Records for processing:

#####

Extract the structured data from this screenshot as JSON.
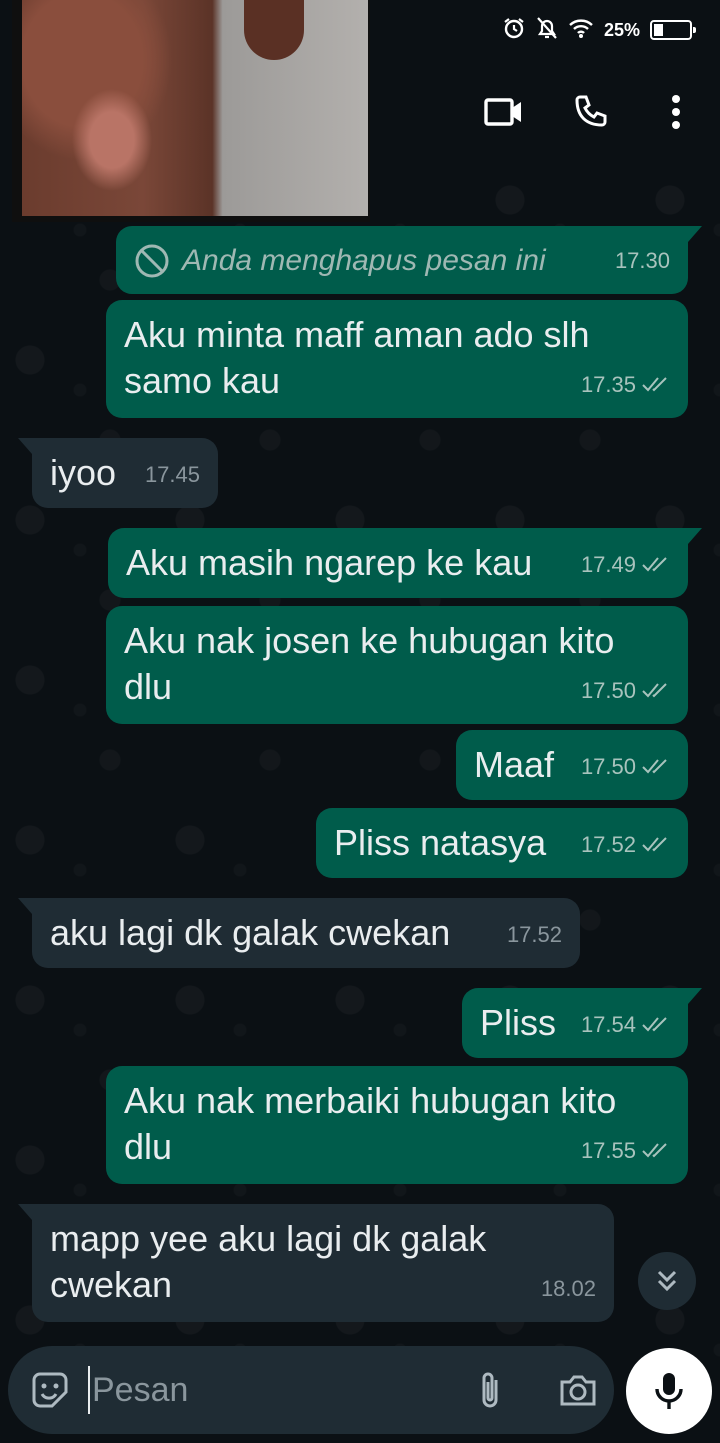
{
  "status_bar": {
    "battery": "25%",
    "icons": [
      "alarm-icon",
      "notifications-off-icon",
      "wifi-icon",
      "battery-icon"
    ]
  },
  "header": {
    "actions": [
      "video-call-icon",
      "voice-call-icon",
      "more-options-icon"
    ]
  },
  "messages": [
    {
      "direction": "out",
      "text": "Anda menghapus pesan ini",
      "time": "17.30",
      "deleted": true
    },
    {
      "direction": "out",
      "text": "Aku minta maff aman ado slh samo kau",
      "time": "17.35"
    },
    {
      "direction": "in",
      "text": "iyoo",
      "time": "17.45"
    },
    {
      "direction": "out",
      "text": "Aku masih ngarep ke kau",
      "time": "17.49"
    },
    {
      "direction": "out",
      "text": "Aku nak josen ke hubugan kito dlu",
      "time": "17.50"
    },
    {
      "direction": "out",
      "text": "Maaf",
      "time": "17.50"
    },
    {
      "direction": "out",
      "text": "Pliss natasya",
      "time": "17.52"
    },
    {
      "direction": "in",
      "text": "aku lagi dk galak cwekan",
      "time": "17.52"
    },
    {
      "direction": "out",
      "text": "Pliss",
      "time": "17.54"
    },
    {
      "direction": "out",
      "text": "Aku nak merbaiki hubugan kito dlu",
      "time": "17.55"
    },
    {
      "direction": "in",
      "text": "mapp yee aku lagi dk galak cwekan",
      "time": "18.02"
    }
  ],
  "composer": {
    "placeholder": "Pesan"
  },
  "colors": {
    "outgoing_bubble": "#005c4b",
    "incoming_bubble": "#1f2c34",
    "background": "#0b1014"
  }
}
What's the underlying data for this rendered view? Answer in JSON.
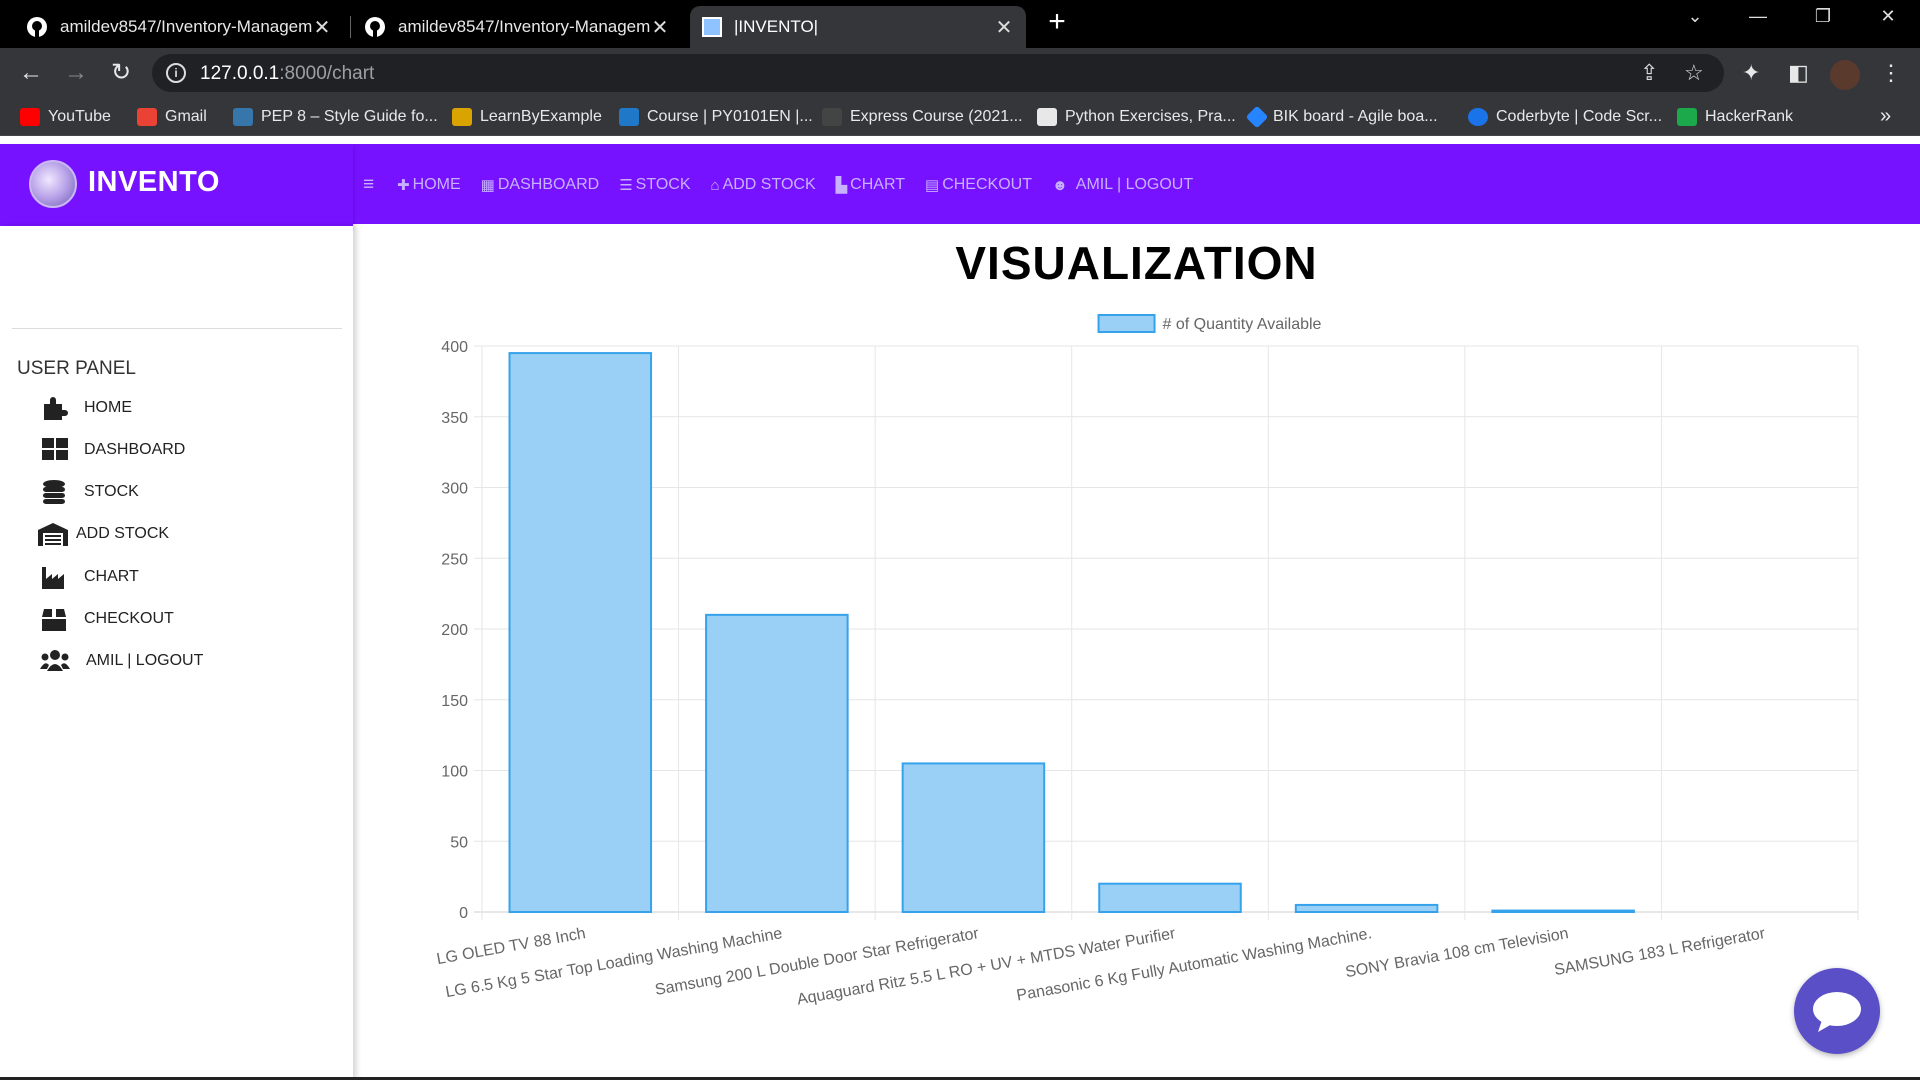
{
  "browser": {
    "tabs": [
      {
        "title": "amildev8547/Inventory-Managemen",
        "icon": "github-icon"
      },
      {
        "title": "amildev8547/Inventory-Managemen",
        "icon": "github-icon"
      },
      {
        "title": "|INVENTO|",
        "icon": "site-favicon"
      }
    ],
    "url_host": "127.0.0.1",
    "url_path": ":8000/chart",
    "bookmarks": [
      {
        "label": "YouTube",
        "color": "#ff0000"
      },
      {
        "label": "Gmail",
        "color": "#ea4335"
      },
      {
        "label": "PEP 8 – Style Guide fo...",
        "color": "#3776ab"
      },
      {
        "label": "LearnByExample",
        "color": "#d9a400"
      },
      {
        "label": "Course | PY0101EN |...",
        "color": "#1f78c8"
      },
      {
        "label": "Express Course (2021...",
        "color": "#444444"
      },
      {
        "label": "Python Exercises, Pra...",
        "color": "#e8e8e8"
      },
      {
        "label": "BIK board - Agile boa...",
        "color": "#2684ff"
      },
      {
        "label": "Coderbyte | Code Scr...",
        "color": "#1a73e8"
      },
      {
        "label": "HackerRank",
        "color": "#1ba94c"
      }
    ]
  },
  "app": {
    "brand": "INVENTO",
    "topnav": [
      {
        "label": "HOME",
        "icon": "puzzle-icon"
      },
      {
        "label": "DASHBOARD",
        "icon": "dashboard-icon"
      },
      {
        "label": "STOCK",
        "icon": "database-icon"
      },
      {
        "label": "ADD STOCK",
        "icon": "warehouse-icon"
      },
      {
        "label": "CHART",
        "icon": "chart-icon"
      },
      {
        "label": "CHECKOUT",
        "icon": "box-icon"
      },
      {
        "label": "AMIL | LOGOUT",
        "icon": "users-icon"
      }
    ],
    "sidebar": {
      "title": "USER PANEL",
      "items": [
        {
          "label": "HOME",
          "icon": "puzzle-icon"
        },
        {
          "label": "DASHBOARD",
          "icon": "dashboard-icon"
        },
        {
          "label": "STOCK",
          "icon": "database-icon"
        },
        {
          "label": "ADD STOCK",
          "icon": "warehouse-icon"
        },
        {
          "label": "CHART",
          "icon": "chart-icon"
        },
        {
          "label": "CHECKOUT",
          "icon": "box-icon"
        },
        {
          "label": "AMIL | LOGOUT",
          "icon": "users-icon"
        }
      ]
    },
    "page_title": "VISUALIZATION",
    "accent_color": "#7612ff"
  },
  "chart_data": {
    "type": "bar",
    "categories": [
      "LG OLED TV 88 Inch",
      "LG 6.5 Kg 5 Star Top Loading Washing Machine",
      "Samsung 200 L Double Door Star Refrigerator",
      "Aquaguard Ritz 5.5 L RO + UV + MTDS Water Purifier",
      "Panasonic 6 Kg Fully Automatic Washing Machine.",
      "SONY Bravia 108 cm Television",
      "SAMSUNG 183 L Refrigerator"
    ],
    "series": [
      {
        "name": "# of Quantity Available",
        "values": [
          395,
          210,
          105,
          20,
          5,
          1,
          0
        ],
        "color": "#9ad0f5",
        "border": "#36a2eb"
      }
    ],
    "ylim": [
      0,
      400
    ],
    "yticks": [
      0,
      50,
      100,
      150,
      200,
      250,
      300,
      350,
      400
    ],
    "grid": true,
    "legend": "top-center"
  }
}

#####

Short problem: Copy every record above exactly, leaving out any pictures.

Result:
Extract the structured data from this screenshot as JSON.
{
  "status_bar": {
    "battery": "25%",
    "icons": [
      "alarm-icon",
      "notifications-off-icon",
      "wifi-icon",
      "battery-icon"
    ]
  },
  "header": {
    "actions": [
      "video-call-icon",
      "voice-call-icon",
      "more-options-icon"
    ]
  },
  "messages": [
    {
      "direction": "out",
      "text": "Anda menghapus pesan ini",
      "time": "17.30",
      "deleted": true
    },
    {
      "direction": "out",
      "text": "Aku minta maff aman ado slh samo kau",
      "time": "17.35"
    },
    {
      "direction": "in",
      "text": "iyoo",
      "time": "17.45"
    },
    {
      "direction": "out",
      "text": "Aku masih ngarep ke kau",
      "time": "17.49"
    },
    {
      "direction": "out",
      "text": "Aku nak josen ke hubugan kito dlu",
      "time": "17.50"
    },
    {
      "direction": "out",
      "text": "Maaf",
      "time": "17.50"
    },
    {
      "direction": "out",
      "text": "Pliss natasya",
      "time": "17.52"
    },
    {
      "direction": "in",
      "text": "aku lagi dk galak cwekan",
      "time": "17.52"
    },
    {
      "direction": "out",
      "text": "Pliss",
      "time": "17.54"
    },
    {
      "direction": "out",
      "text": "Aku nak merbaiki hubugan kito dlu",
      "time": "17.55"
    },
    {
      "direction": "in",
      "text": "mapp yee aku lagi dk galak cwekan",
      "time": "18.02"
    }
  ],
  "composer": {
    "placeholder": "Pesan"
  },
  "colors": {
    "outgoing_bubble": "#005c4b",
    "incoming_bubble": "#1f2c34",
    "background": "#0b1014"
  }
}
What's the underlying data for this rendered view? Answer in JSON.
{
  "browser": {
    "tabs": [
      {
        "title": "amildev8547/Inventory-Managemen",
        "icon": "github-icon"
      },
      {
        "title": "amildev8547/Inventory-Managemen",
        "icon": "github-icon"
      },
      {
        "title": "|INVENTO|",
        "icon": "site-favicon"
      }
    ],
    "url_host": "127.0.0.1",
    "url_path": ":8000/chart",
    "bookmarks": [
      {
        "label": "YouTube",
        "color": "#ff0000"
      },
      {
        "label": "Gmail",
        "color": "#ea4335"
      },
      {
        "label": "PEP 8 – Style Guide fo...",
        "color": "#3776ab"
      },
      {
        "label": "LearnByExample",
        "color": "#d9a400"
      },
      {
        "label": "Course | PY0101EN |...",
        "color": "#1f78c8"
      },
      {
        "label": "Express Course (2021...",
        "color": "#444444"
      },
      {
        "label": "Python Exercises, Pra...",
        "color": "#e8e8e8"
      },
      {
        "label": "BIK board - Agile boa...",
        "color": "#2684ff"
      },
      {
        "label": "Coderbyte | Code Scr...",
        "color": "#1a73e8"
      },
      {
        "label": "HackerRank",
        "color": "#1ba94c"
      }
    ]
  },
  "app": {
    "brand": "INVENTO",
    "topnav": [
      {
        "label": "HOME",
        "icon": "puzzle-icon"
      },
      {
        "label": "DASHBOARD",
        "icon": "dashboard-icon"
      },
      {
        "label": "STOCK",
        "icon": "database-icon"
      },
      {
        "label": "ADD STOCK",
        "icon": "warehouse-icon"
      },
      {
        "label": "CHART",
        "icon": "chart-icon"
      },
      {
        "label": "CHECKOUT",
        "icon": "box-icon"
      },
      {
        "label": "AMIL | LOGOUT",
        "icon": "users-icon"
      }
    ],
    "sidebar": {
      "title": "USER PANEL",
      "items": [
        {
          "label": "HOME",
          "icon": "puzzle-icon"
        },
        {
          "label": "DASHBOARD",
          "icon": "dashboard-icon"
        },
        {
          "label": "STOCK",
          "icon": "database-icon"
        },
        {
          "label": "ADD STOCK",
          "icon": "warehouse-icon"
        },
        {
          "label": "CHART",
          "icon": "chart-icon"
        },
        {
          "label": "CHECKOUT",
          "icon": "box-icon"
        },
        {
          "label": "AMIL | LOGOUT",
          "icon": "users-icon"
        }
      ]
    },
    "page_title": "VISUALIZATION",
    "accent_color": "#7612ff"
  },
  "chart_data": {
    "type": "bar",
    "categories": [
      "LG OLED TV 88 Inch",
      "LG 6.5 Kg 5 Star Top Loading Washing Machine",
      "Samsung 200 L Double Door Star Refrigerator",
      "Aquaguard Ritz 5.5 L RO + UV + MTDS Water Purifier",
      "Panasonic 6 Kg Fully Automatic Washing Machine.",
      "SONY Bravia 108 cm Television",
      "SAMSUNG 183 L Refrigerator"
    ],
    "series": [
      {
        "name": "# of Quantity Available",
        "values": [
          395,
          210,
          105,
          20,
          5,
          1,
          0
        ],
        "color": "#9ad0f5",
        "border": "#36a2eb"
      }
    ],
    "ylim": [
      0,
      400
    ],
    "yticks": [
      0,
      50,
      100,
      150,
      200,
      250,
      300,
      350,
      400
    ],
    "grid": true,
    "legend": "top-center"
  }
}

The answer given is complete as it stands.